To do: Wherever "canoe" appears in a line, list that line.

Available data:

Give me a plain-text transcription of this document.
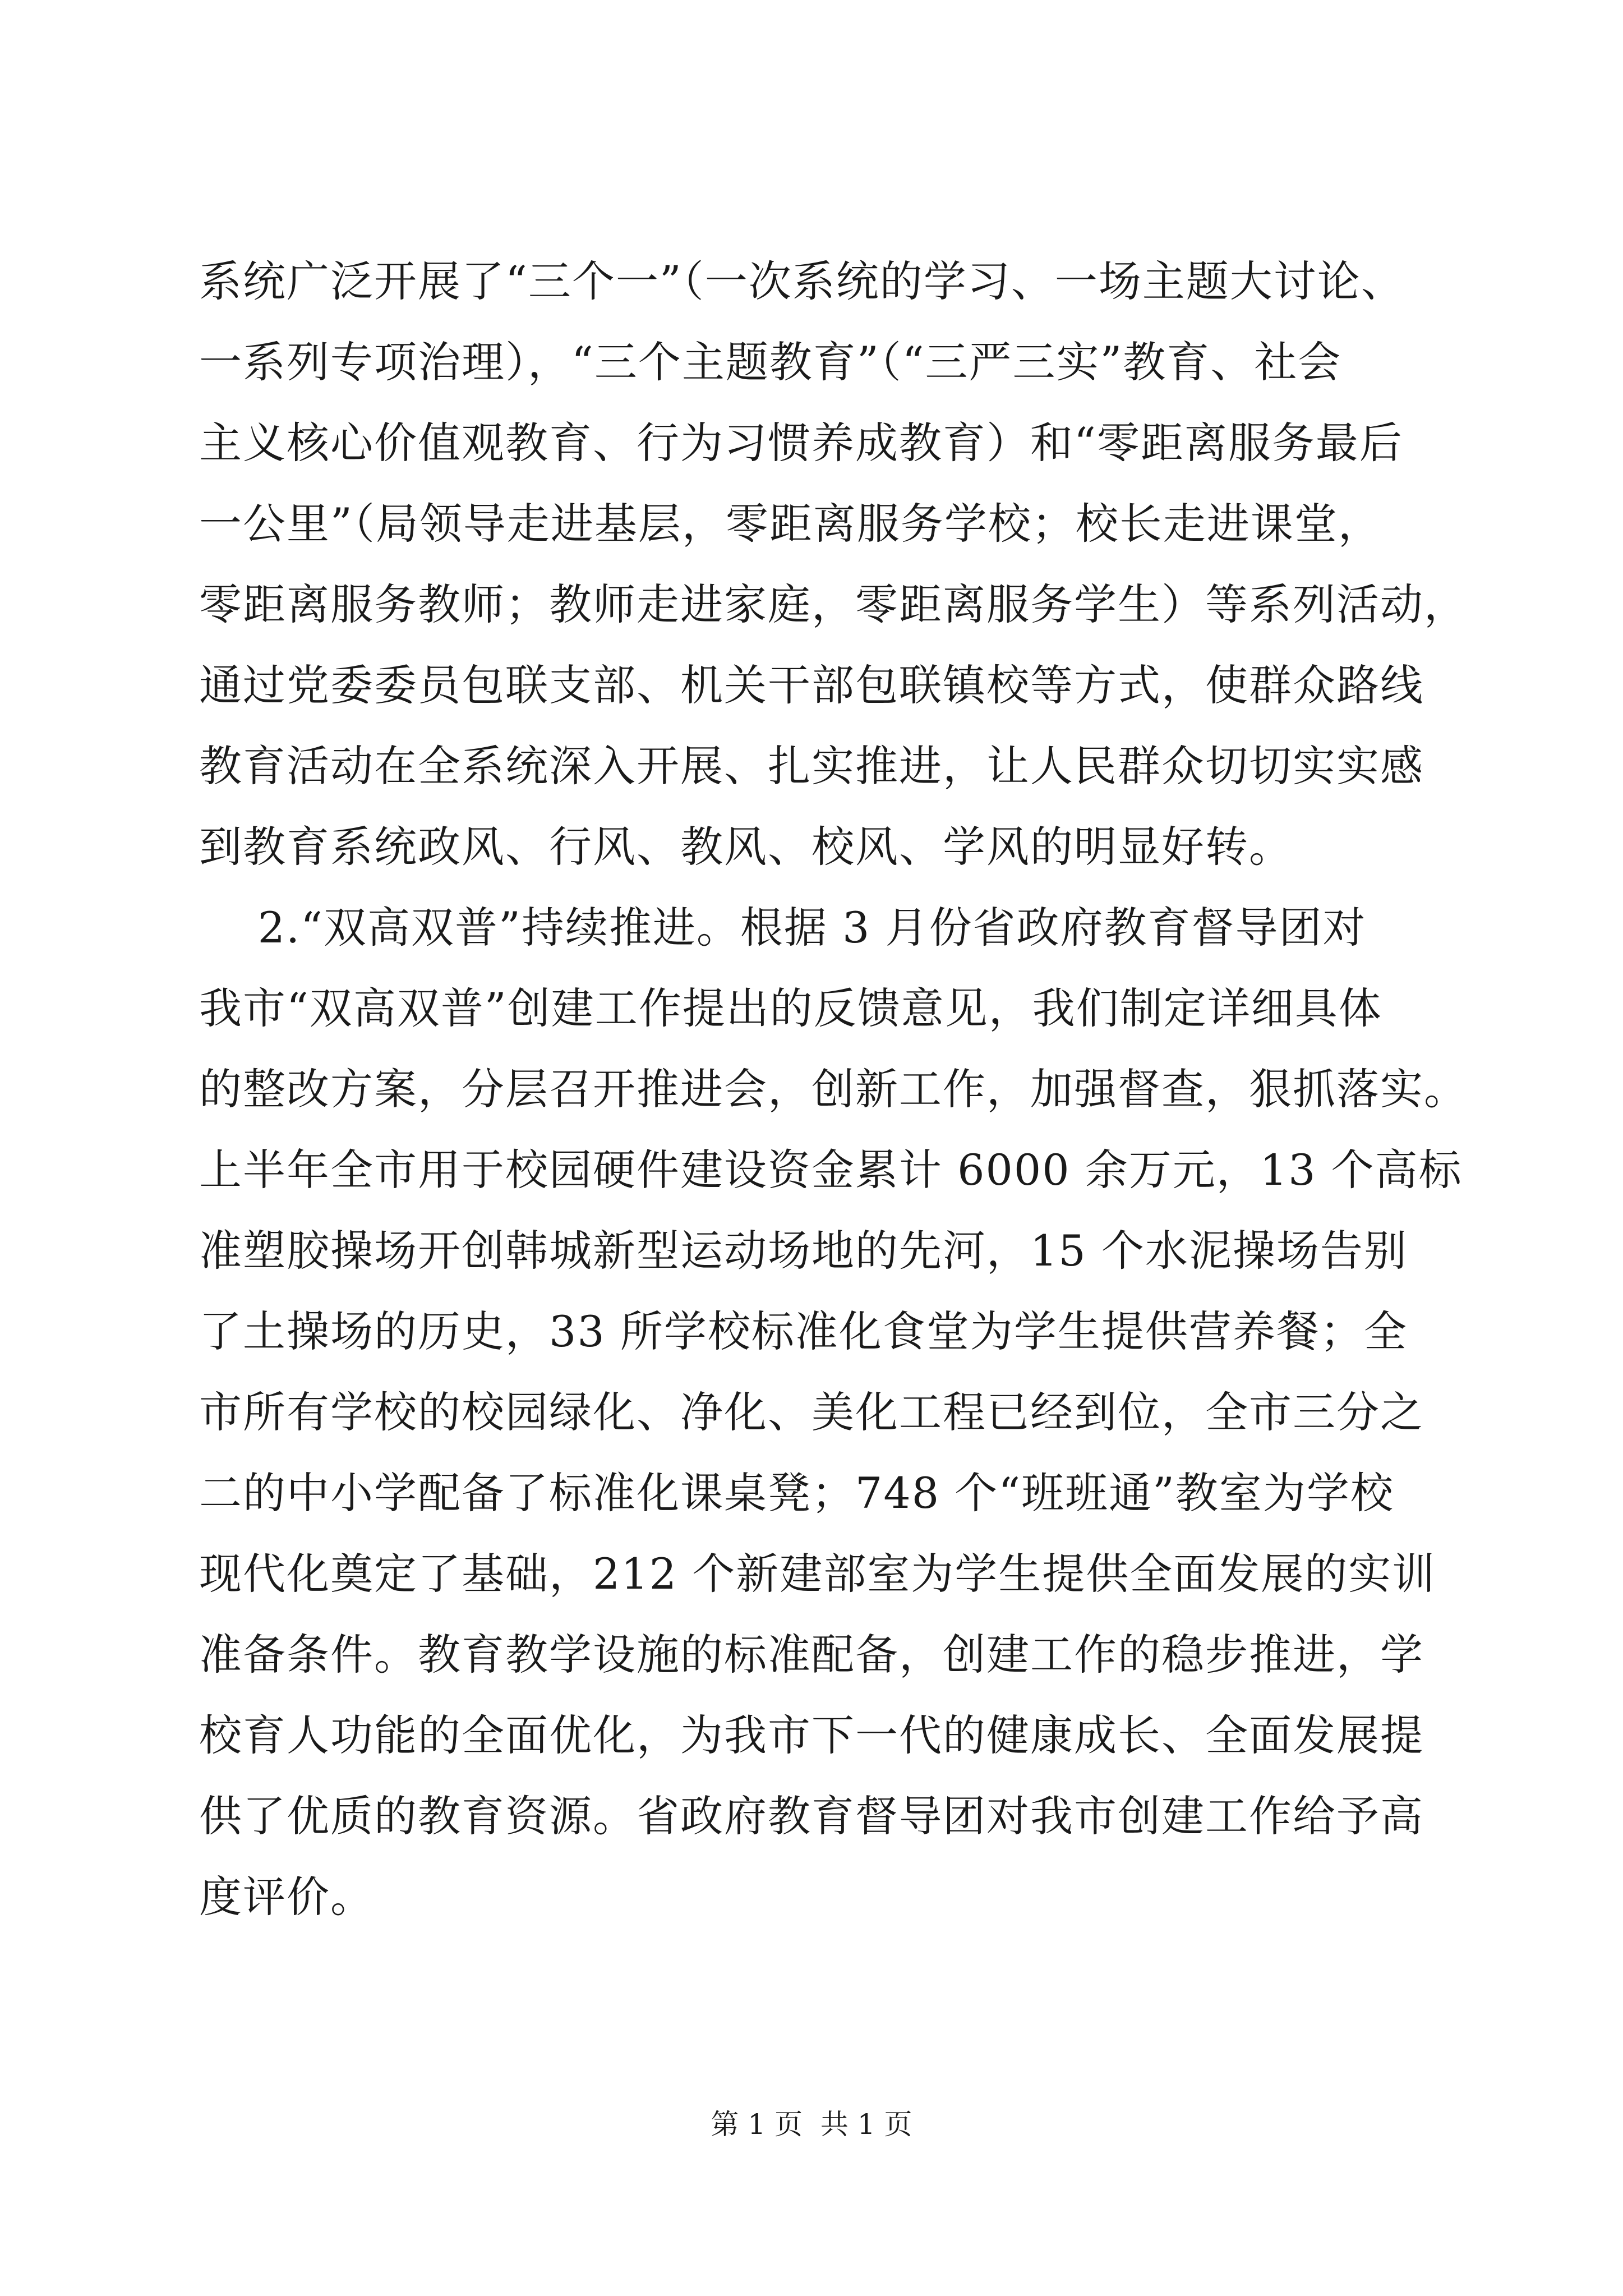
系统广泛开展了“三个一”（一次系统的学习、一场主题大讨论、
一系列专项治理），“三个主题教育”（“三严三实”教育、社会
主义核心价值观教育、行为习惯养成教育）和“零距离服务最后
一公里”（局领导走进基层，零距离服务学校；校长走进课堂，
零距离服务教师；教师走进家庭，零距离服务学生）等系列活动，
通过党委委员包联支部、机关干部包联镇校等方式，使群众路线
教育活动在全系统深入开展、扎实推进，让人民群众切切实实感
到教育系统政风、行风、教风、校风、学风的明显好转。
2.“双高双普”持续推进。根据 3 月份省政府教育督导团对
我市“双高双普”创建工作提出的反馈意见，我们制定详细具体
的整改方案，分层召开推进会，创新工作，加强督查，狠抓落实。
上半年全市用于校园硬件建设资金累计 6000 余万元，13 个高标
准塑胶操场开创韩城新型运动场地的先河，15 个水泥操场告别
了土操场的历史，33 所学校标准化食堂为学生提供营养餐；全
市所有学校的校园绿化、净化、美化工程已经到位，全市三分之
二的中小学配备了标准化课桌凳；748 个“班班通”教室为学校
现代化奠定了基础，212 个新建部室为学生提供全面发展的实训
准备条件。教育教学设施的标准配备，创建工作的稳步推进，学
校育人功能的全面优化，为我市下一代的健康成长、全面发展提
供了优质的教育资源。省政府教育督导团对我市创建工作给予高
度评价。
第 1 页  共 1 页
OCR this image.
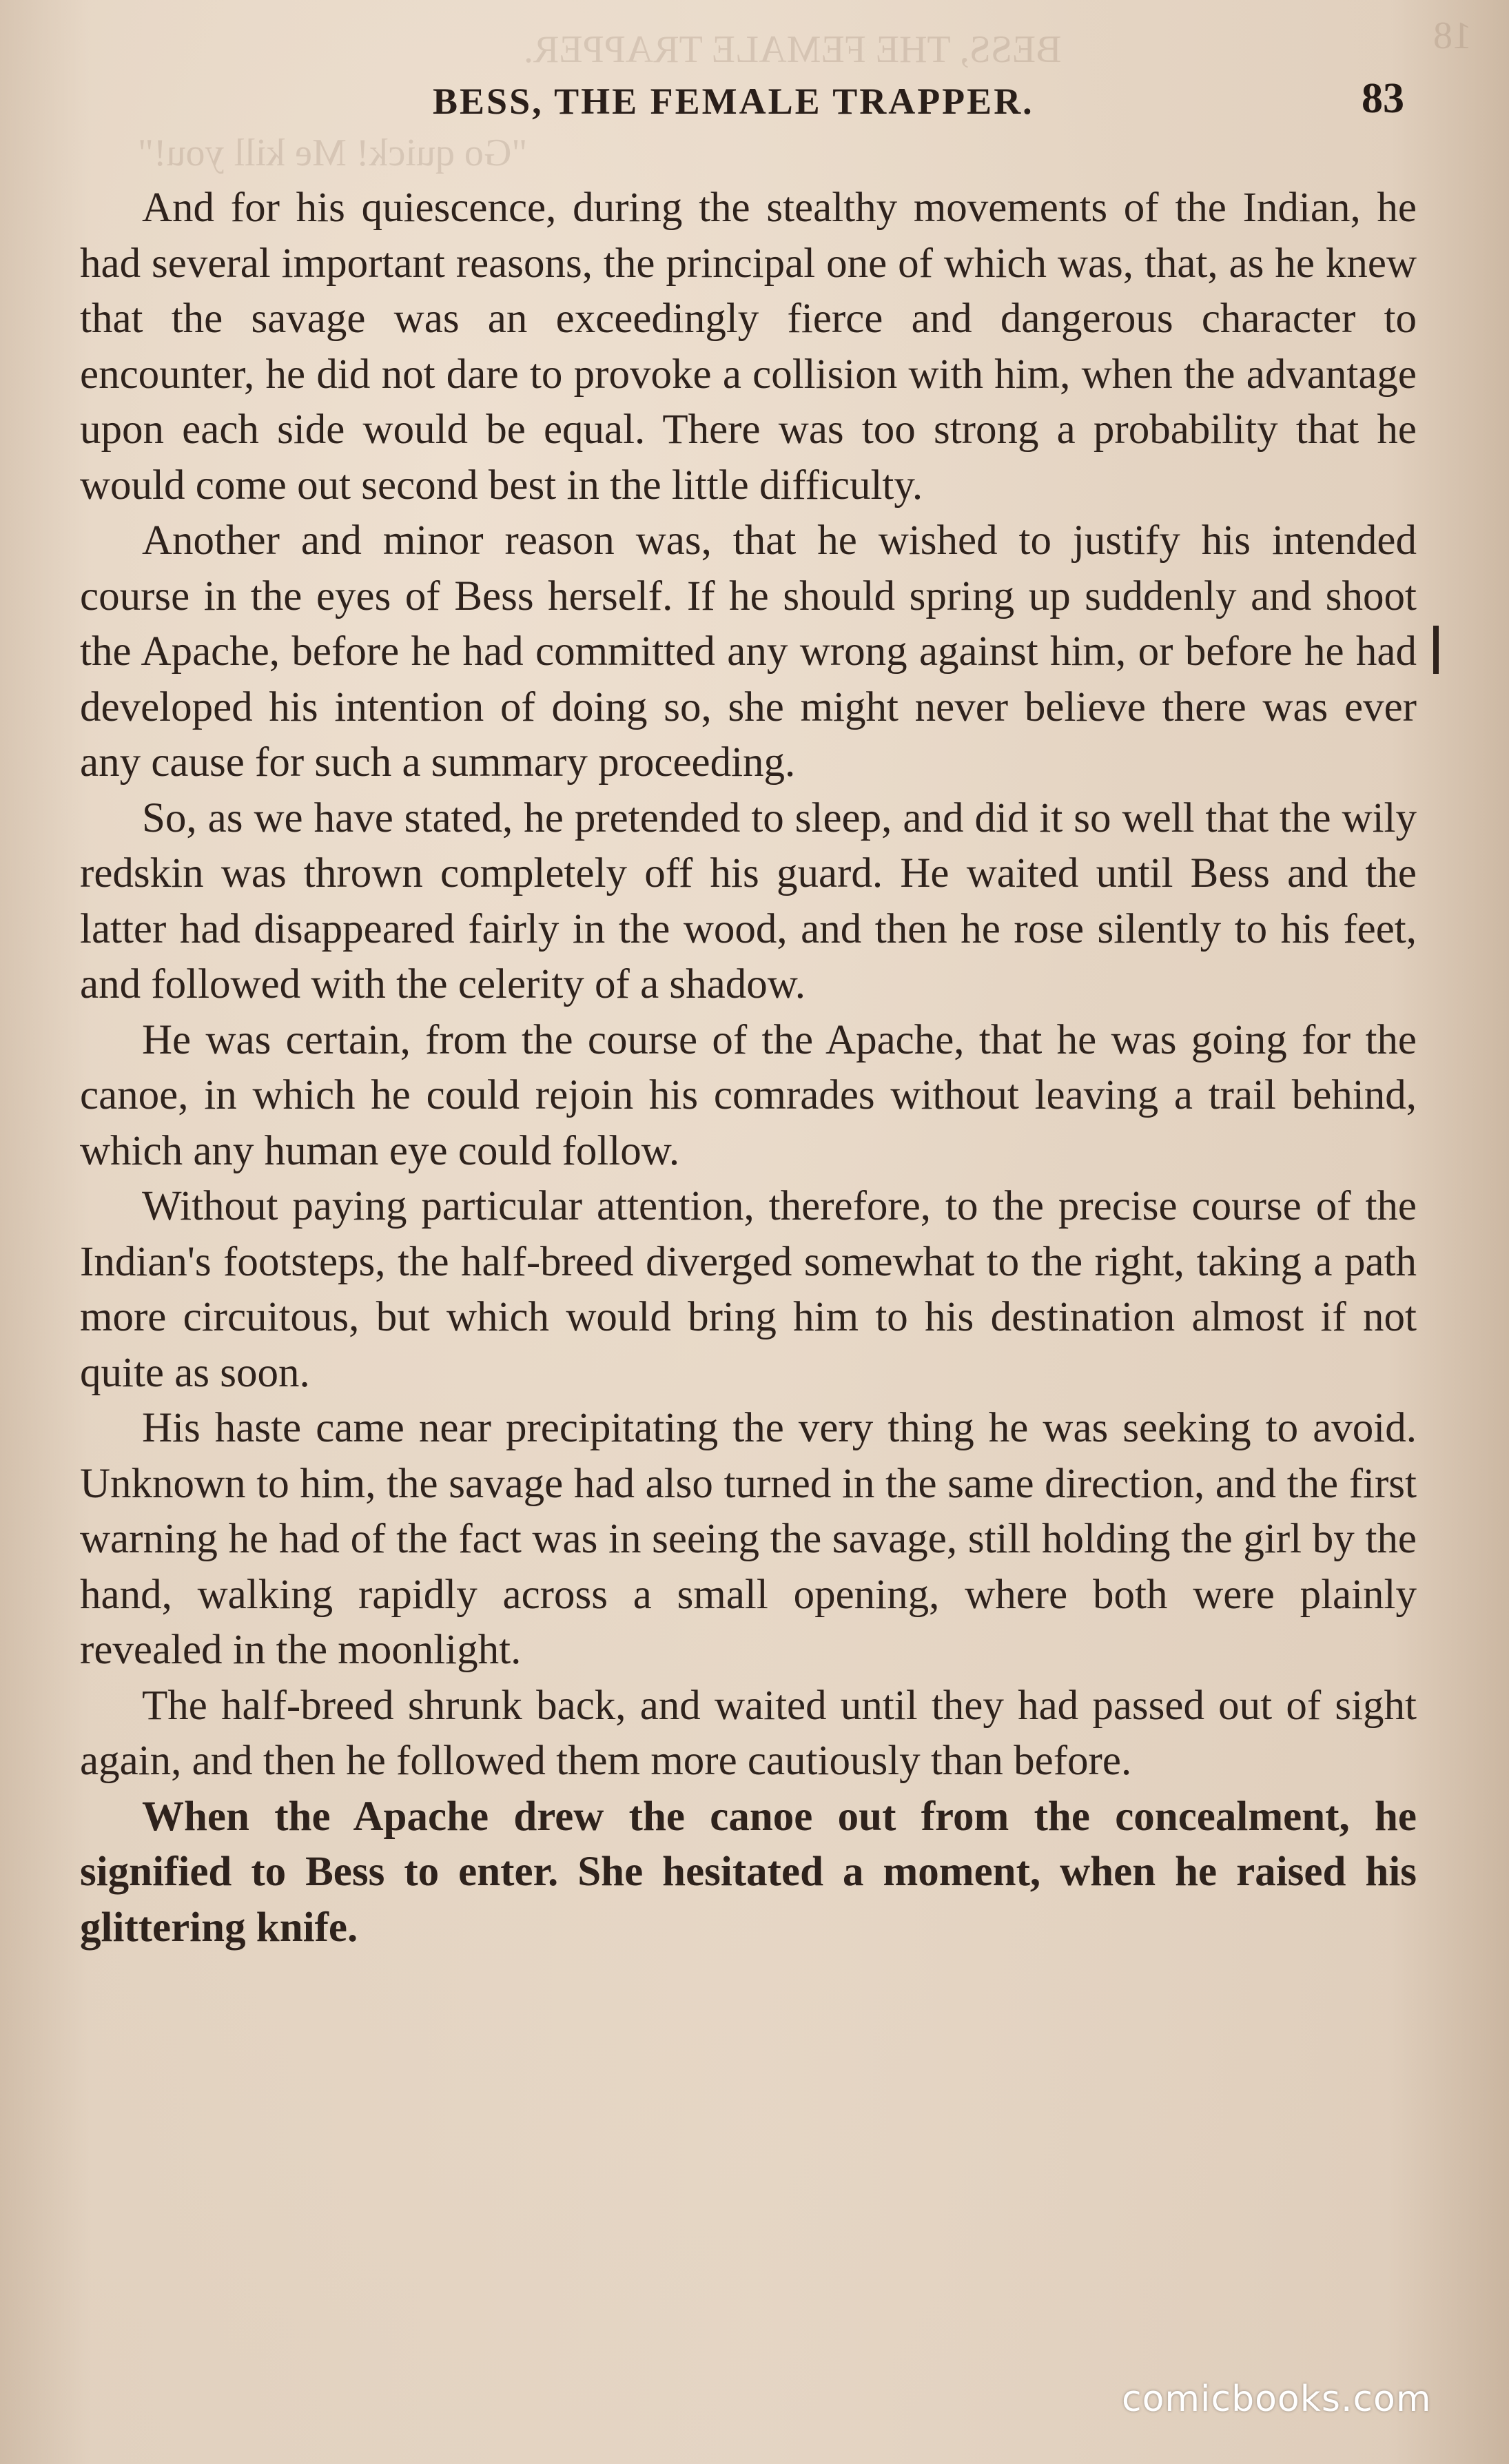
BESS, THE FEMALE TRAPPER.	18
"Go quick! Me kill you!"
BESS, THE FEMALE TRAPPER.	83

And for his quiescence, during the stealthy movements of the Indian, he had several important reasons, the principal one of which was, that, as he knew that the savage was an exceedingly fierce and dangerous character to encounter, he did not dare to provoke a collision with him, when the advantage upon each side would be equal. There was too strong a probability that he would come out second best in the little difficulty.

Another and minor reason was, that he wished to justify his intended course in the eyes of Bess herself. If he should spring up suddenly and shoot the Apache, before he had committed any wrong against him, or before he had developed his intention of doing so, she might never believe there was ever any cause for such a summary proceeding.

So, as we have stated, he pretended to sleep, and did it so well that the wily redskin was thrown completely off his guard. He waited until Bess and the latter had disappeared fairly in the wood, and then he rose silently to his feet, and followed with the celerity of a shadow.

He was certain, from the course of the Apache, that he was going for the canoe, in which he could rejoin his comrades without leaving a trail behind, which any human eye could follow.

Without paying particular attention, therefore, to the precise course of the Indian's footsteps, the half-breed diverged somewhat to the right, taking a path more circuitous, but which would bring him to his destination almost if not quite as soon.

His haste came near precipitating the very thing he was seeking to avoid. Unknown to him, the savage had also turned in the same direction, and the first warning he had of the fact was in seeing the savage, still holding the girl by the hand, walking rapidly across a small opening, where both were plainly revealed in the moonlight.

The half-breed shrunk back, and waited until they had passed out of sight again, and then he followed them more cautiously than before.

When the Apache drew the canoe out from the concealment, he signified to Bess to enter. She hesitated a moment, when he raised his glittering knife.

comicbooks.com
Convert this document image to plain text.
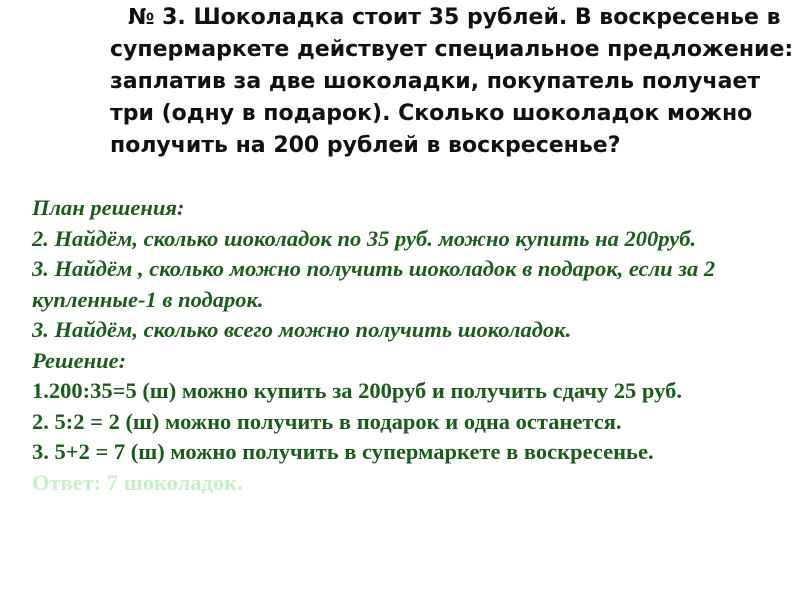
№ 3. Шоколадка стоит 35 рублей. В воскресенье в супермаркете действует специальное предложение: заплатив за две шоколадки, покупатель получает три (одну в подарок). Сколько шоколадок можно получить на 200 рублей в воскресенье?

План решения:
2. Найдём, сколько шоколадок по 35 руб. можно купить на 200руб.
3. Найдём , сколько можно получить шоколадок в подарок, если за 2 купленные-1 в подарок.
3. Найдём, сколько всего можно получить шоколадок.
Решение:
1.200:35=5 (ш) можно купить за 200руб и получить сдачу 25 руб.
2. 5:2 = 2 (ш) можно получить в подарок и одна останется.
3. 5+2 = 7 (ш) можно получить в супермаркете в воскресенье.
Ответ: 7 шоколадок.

Finished task:
He was certain, from the course of the Apache, that he was going for the canoe, in which he could rejoin his comrades without leaving a trail behind, which any human eye could follow.
When the Apache drew the canoe out from the concealment, he signified to Bess to enter. She hesitated a moment, when he raised his glittering knife.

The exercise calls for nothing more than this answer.